LISTED RECORDS:
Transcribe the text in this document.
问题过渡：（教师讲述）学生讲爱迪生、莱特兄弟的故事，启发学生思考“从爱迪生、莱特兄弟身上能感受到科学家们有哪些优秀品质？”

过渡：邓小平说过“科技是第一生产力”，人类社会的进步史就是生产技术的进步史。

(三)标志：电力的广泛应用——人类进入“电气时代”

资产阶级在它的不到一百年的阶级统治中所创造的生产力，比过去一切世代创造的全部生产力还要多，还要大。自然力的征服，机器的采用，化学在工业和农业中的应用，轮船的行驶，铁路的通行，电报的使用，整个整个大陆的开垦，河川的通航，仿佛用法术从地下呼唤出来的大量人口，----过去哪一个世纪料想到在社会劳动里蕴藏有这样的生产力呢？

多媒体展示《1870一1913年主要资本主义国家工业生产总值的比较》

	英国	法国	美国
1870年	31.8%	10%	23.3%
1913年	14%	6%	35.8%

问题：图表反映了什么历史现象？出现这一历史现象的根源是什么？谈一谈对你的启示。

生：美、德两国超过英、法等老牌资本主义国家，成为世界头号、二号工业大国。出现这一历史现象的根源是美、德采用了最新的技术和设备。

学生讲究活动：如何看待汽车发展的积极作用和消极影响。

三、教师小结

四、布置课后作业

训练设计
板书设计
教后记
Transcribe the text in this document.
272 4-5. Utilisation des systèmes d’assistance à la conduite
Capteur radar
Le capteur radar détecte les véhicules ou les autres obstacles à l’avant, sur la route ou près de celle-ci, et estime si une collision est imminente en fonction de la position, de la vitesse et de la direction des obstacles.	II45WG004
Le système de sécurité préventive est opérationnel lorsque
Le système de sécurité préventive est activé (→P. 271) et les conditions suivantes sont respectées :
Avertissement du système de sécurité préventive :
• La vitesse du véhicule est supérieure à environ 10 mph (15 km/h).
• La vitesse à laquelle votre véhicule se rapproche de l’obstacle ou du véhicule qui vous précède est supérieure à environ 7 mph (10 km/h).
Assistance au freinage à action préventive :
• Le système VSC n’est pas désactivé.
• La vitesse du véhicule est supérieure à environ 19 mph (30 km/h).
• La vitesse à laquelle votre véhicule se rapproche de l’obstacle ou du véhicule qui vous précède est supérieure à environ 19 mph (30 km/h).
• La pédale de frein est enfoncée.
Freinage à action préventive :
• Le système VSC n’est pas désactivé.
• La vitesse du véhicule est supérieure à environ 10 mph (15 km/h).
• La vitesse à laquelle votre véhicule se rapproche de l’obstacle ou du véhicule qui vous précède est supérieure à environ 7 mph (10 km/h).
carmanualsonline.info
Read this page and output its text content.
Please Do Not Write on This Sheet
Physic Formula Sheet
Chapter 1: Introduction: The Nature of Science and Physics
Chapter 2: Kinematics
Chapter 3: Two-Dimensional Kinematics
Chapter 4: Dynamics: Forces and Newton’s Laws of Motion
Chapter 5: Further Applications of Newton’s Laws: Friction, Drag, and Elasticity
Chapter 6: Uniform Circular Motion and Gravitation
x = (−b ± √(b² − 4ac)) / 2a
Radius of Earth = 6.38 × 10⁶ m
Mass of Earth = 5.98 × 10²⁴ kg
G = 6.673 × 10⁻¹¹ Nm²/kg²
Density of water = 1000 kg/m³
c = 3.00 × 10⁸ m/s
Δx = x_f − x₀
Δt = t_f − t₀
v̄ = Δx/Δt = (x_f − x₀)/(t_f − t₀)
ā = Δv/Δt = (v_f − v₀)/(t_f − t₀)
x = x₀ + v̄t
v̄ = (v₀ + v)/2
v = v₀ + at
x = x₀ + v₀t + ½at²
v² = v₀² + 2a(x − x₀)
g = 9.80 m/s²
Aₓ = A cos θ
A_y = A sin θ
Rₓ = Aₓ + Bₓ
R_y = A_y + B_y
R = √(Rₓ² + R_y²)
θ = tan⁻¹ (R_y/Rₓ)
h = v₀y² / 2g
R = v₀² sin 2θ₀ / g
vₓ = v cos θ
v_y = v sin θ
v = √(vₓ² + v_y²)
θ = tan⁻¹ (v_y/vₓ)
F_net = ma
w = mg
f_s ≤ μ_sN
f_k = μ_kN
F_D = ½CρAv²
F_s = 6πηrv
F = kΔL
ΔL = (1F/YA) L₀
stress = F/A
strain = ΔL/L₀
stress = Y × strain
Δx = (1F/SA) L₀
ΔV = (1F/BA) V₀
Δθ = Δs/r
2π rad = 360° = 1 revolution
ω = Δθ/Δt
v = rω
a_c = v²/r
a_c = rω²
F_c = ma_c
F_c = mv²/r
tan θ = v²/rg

TASK INSTRUCTIONS: Go through the material above and copy each line that has the word "Chapter".

ANSWER FOR THIS EXERCISE:
Chapter 1: Introduction: The Nature of Science and Physics
Chapter 2: Kinematics
Chapter 3: Two-Dimensional Kinematics
Chapter 4: Dynamics: Forces and Newton’s Laws of Motion
Chapter 5: Further Applications of Newton’s Laws: Friction, Drag, and Elasticity
Chapter 6: Uniform Circular Motion and Gravitation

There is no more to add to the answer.